What is being asked: Repeat the whole listing below, word for word.

Entries supplied:
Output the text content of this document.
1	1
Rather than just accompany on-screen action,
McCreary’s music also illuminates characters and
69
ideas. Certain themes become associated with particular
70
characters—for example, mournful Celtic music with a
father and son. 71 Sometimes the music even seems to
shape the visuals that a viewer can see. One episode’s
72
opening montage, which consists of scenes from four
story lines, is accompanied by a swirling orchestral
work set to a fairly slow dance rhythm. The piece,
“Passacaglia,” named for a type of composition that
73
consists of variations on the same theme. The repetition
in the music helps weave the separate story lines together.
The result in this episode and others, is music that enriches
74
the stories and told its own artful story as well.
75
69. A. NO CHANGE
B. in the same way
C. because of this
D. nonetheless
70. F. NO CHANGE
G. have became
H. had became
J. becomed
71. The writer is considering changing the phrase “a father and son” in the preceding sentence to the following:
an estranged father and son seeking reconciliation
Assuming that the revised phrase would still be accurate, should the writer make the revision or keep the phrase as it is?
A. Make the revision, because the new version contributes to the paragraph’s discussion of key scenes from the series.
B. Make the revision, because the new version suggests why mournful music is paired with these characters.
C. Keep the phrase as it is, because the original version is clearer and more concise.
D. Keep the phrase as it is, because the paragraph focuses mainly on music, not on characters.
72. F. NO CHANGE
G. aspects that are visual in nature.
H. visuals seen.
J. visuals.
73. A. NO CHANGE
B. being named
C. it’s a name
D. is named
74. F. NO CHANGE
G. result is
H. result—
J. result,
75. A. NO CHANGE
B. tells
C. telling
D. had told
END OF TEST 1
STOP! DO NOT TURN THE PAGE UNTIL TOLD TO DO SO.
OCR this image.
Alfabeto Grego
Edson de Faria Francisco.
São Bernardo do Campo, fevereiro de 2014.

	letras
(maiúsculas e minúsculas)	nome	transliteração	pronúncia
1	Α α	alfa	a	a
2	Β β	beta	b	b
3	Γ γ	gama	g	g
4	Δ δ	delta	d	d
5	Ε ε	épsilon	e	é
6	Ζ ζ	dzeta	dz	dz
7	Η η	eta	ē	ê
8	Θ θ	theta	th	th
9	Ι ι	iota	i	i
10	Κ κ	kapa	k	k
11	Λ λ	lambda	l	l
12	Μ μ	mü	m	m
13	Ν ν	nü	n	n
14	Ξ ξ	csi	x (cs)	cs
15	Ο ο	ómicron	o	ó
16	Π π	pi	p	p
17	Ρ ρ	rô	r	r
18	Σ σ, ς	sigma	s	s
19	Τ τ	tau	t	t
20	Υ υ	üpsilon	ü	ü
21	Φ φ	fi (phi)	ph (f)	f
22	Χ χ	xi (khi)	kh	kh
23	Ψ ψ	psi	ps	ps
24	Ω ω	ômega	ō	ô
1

Right answer:
Output the text content of this document.
1	1
Rather than just accompany on-screen action,
McCreary’s music also illuminates characters and
69
ideas. Certain themes become associated with particular
70
characters—for example, mournful Celtic music with a
father and son. 71 Sometimes the music even seems to
shape the visuals that a viewer can see. One episode’s
72
opening montage, which consists of scenes from four
story lines, is accompanied by a swirling orchestral
work set to a fairly slow dance rhythm. The piece,
“Passacaglia,” named for a type of composition that
73
consists of variations on the same theme. The repetition
in the music helps weave the separate story lines together.
The result in this episode and others, is music that enriches
74
the stories and told its own artful story as well.
75
69. A. NO CHANGE
B. in the same way
C. because of this
D. nonetheless
70. F. NO CHANGE
G. have became
H. had became
J. becomed
71. The writer is considering changing the phrase “a father and son” in the preceding sentence to the following:
an estranged father and son seeking reconciliation
Assuming that the revised phrase would still be accurate, should the writer make the revision or keep the phrase as it is?
A. Make the revision, because the new version contributes to the paragraph’s discussion of key scenes from the series.
B. Make the revision, because the new version suggests why mournful music is paired with these characters.
C. Keep the phrase as it is, because the original version is clearer and more concise.
D. Keep the phrase as it is, because the paragraph focuses mainly on music, not on characters.
72. F. NO CHANGE
G. aspects that are visual in nature.
H. visuals seen.
J. visuals.
73. A. NO CHANGE
B. being named
C. it’s a name
D. is named
74. F. NO CHANGE
G. result is
H. result—
J. result,
75. A. NO CHANGE
B. tells
C. telling
D. had told
END OF TEST 1
STOP! DO NOT TURN THE PAGE UNTIL TOLD TO DO SO.
OCR this image.
Alfabeto Grego
Edson de Faria Francisco.
São Bernardo do Campo, fevereiro de 2014.

	letras
(maiúsculas e minúsculas)	nome	transliteração	pronúncia
1	Α α	alfa	a	a
2	Β β	beta	b	b
3	Γ γ	gama	g	g
4	Δ δ	delta	d	d
5	Ε ε	épsilon	e	é
6	Ζ ζ	dzeta	dz	dz
7	Η η	eta	ē	ê
8	Θ θ	theta	th	th
9	Ι ι	iota	i	i
10	Κ κ	kapa	k	k
11	Λ λ	lambda	l	l
12	Μ μ	mü	m	m
13	Ν ν	nü	n	n
14	Ξ ξ	csi	x (cs)	cs
15	Ο ο	ómicron	o	ó
16	Π π	pi	p	p
17	Ρ ρ	rô	r	r
18	Σ σ, ς	sigma	s	s
19	Τ τ	tau	t	t
20	Υ υ	üpsilon	ü	ü
21	Φ φ	fi (phi)	ph (f)	f
22	Χ χ	xi (khi)	kh	kh
23	Ψ ψ	psi	ps	ps
24	Ω ω	ômega	ō	ô
1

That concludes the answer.